Information given:

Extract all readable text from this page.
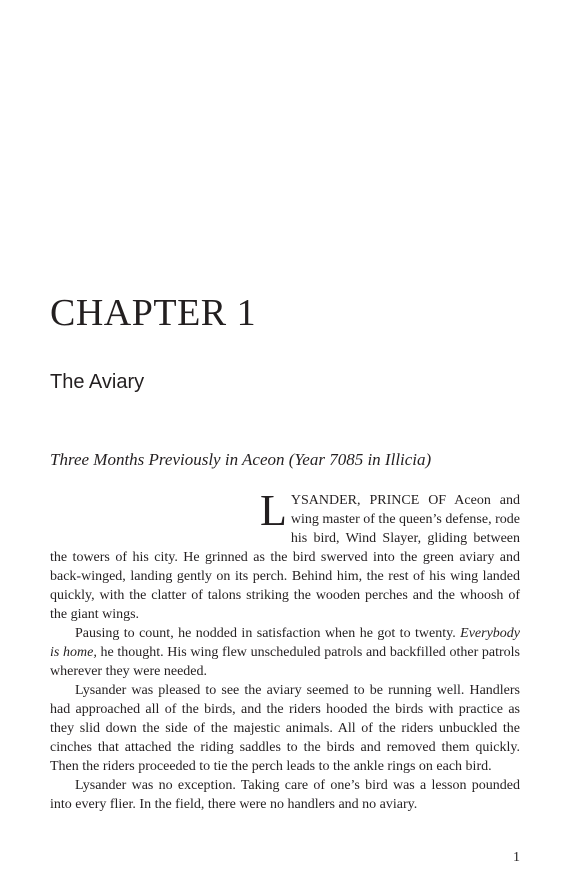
CHAPTER 1
The Aviary
Three Months Previously in Aceon (Year 7085 in Illicia)

L YSANDER, PRINCE OF Aceon and wing master of the queen’s defense, rode his bird, Wind Slayer, gliding between the towers of his city. He grinned as the bird swerved into the green aviary and back-winged, landing gently on its perch. Behind him, the rest of his wing landed quickly, with the clatter of talons striking the wooden perches and the whoosh of the giant wings.

Pausing to count, he nodded in satisfaction when he got to twenty. Everybody is home, he thought. His wing flew unscheduled patrols and backfilled other patrols wherever they were needed.

Lysander was pleased to see the aviary seemed to be running well. Handlers had approached all of the birds, and the riders hooded the birds with practice as they slid down the side of the majestic animals. All of the riders unbuckled the cinches that attached the riding saddles to the birds and removed them quickly. Then the riders proceeded to tie the perch leads to the ankle rings on each bird.

Lysander was no exception. Taking care of one’s bird was a lesson pounded into every flier. In the field, there were no handlers and no aviary.

1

Task objective: Make an exact copy of all entries above, dropping the images.

Written reply:
Extract all readable text from this page.
CHAPTER 1
The Aviary
Three Months Previously in Aceon (Year 7085 in Illicia)

L YSANDER, PRINCE OF Aceon and wing master of the queen’s defense, rode his bird, Wind Slayer, gliding between the towers of his city. He grinned as the bird swerved into the green aviary and back-winged, landing gently on its perch. Behind him, the rest of his wing landed quickly, with the clatter of talons striking the wooden perches and the whoosh of the giant wings.

Pausing to count, he nodded in satisfaction when he got to twenty. Everybody is home, he thought. His wing flew unscheduled patrols and backfilled other patrols wherever they were needed.

Lysander was pleased to see the aviary seemed to be running well. Handlers had approached all of the birds, and the riders hooded the birds with practice as they slid down the side of the majestic animals. All of the riders unbuckled the cinches that attached the riding saddles to the birds and removed them quickly. Then the riders proceeded to tie the perch leads to the ankle rings on each bird.

Lysander was no exception. Taking care of one’s bird was a lesson pounded into every flier. In the field, there were no handlers and no aviary.

1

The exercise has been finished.